Texte fourni:
● ● ● ● ● ● ●

La question des impôts est une constante dans les rapports des coalitions nationales Social Watch. La raison principale de l’absence de progrès au Pérou, «malgré une forte hausse du Produit Intérieur Brut (PIB) et une augmentation budgétaire du secteur public », c’est que «  la réforme fiscale, pourtant si nécessaire, n’a pas été effectuée, le système de sécurité sociale universel, financé par les impôts, n’a pas non plus été mis en place. Les questions de l’égalité des sexes et de l’environnement n’ont pas été abordées lors de l’élaboration du budget ».

Tout à côté, « le Chili a besoin de réformer profondément son système fiscal régressif basé notamment sur des impôts indirects qui, comme dans le cas de la TVA (la principale source des revenus fiscaux), sont payés de manière indistincte par toute la population. Dans le but de créer des conditions appropriées pour financer une politique nationale de développement, cette réforme devrait viser à  retenir dans le pays les bénéfices excessifs des grandes entreprises cuprifères au Chili ». Néanmoins, la nouvelle stratégie du Gouvernement est de « faciliter les conditions pour l’expansion du capital et de l’investissement pour l’exploitation des ressources naturelles y compris les incitations fiscales pour les sociétés minières privées, dans un système fiscal régressif ».

Même chose au Kenya, la requête principale des watchers locaux est que le Gouvernement établisse une politique fiscale qui stabilise l’économie et qui change à la fois « le montant et la structure des impôts et des dépenses, ainsi que la distribution de la richesse (…) D’autre part, le financement du développement doit être accompagné de la réforme démocratique. Le processus devrait défier la logique centralisatrice du pouvoir, naissant d’un débat public soucieux d’équité et de dignité. Les watchers kenyans ont joué par la suite un rôle important dans le contrôle de la transparence et de l’imparcialité du référendum constitutionnel de 2010.

● ● ● ● ● ● ●

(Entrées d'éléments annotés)
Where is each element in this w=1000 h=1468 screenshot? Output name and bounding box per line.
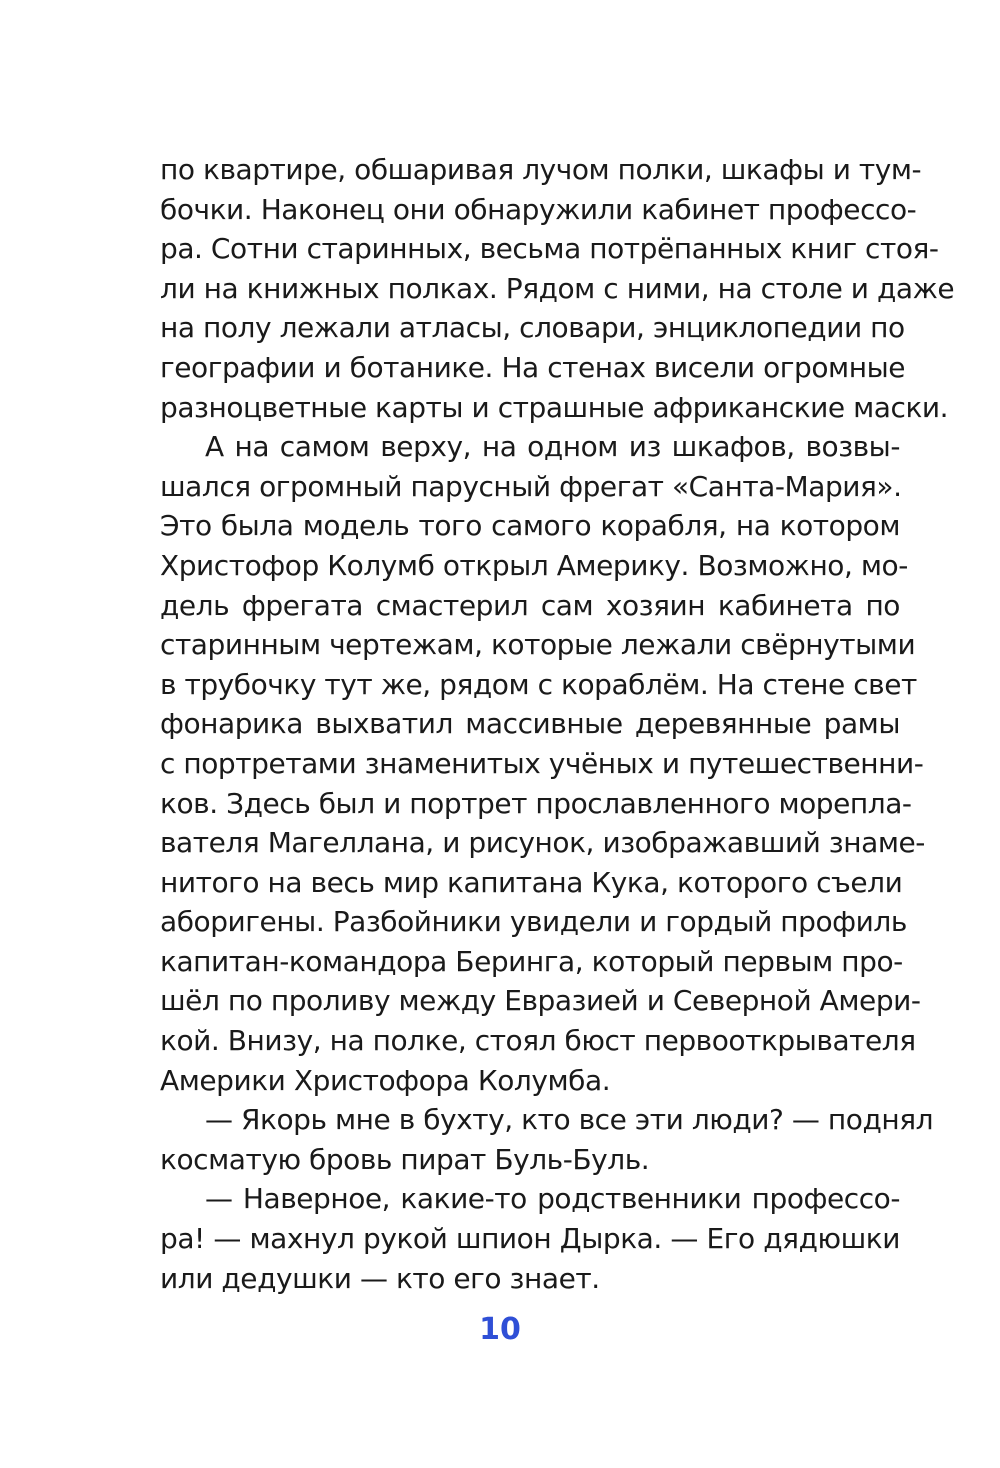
text-line: географии и ботанике. На стенах висели огромные	[160, 350, 906, 384]
paragraph	[160, 1179, 900, 1298]
text-line: — Наверное, какие-то родственники профессо-	[205, 1182, 900, 1216]
paragraph	[160, 1100, 934, 1179]
text-line: А на самом верху, на одном из шкафов, возвы-	[205, 430, 900, 464]
text-line: аборигены. Разбойники увидели и гордый профиль	[160, 905, 907, 939]
paragraph	[160, 150, 955, 427]
text-line: ков. Здесь был и портрет прославленного морепла-	[160, 786, 912, 820]
text-line: дель фрегата смастерил сам хозяин кабинета по	[160, 588, 900, 622]
text-line: — Якорь мне в бухту, кто все эти люди? — поднял	[205, 1103, 934, 1137]
text-line: в трубочку тут же, рядом с кораблём. На стене свет	[160, 667, 917, 701]
text-line: Это была модель того самого корабля, на котором	[160, 509, 900, 543]
text-line: на полу лежали атласы, словари, энциклопедии по	[160, 311, 905, 345]
text-line: шался огромный парусный фрегат «Санта-Мария».	[160, 469, 902, 503]
text-line: вателя Магеллана, и рисунок, изображавший знаме-	[160, 826, 925, 860]
page-number: 10	[479, 1312, 521, 1347]
text-line: косматую бровь пират Буль-Буль.	[160, 1142, 650, 1176]
text-line: бочки. Наконец они обнаружили кабинет профессо-	[160, 192, 917, 226]
text-line: старинным чертежам, которые лежали свёрнутыми	[160, 628, 916, 662]
text-line: нитого на весь мир капитана Кука, которого съели	[160, 865, 903, 899]
text-line: ли на книжных полках. Рядом с ними, на столе и даже	[160, 271, 955, 305]
text-line: Америки Христофора Колумба.	[160, 1063, 611, 1097]
body-text	[160, 150, 955, 1298]
text-line: или дедушки — кто его знает.	[160, 1261, 600, 1295]
paragraph	[160, 427, 925, 1100]
text-line: с портретами знаменитых учёных и путешественни-	[160, 746, 924, 780]
text-line: разноцветные карты и страшные африканские маски.	[160, 390, 949, 424]
text-line: капитан-командора Беринга, который первым про-	[160, 944, 903, 978]
text-line: ра. Сотни старинных, весьма потрёпанных книг стоя-	[160, 232, 939, 266]
text-line: по квартире, обшаривая лучом полки, шкафы и тум-	[160, 153, 922, 186]
text-line: Христофор Колумб открыл Америку. Возможно, мо-	[160, 548, 908, 582]
text-line: шёл по проливу между Евразией и Северной Амери-	[160, 984, 921, 1018]
text-line: фонарика выхватил массивные деревянные рамы	[160, 707, 900, 741]
text-line: кой. Внизу, на полке, стоял бюст первооткрывателя	[160, 1024, 916, 1058]
text-line: ра! — махнул рукой шпион Дырка. — Его дядюшки	[160, 1222, 900, 1256]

● ● ● ● ● ● ●

Consigne: Recopiez tel quel, s'il vous plaît, le passage du texte sur la fiscalité qui va de « Même chose au » jusqu'à « constitutionnel de 2010. ».

Solution:
Même chose au Kenya, la requête principale des watchers locaux est que le Gouvernement établisse une politique fiscale qui stabilise l’économie et qui change à la fois « le montant et la structure des impôts et des dépenses, ainsi que la distribution de la richesse (…) D’autre part, le financement du développement doit être accompagné de la réforme démocratique. Le processus devrait défier la logique centralisatrice du pouvoir, naissant d’un débat public soucieux d’équité et de dignité. Les watchers kenyans ont joué par la suite un rôle important dans le contrôle de la transparence et de l’imparcialité du référendum constitutionnel de 2010.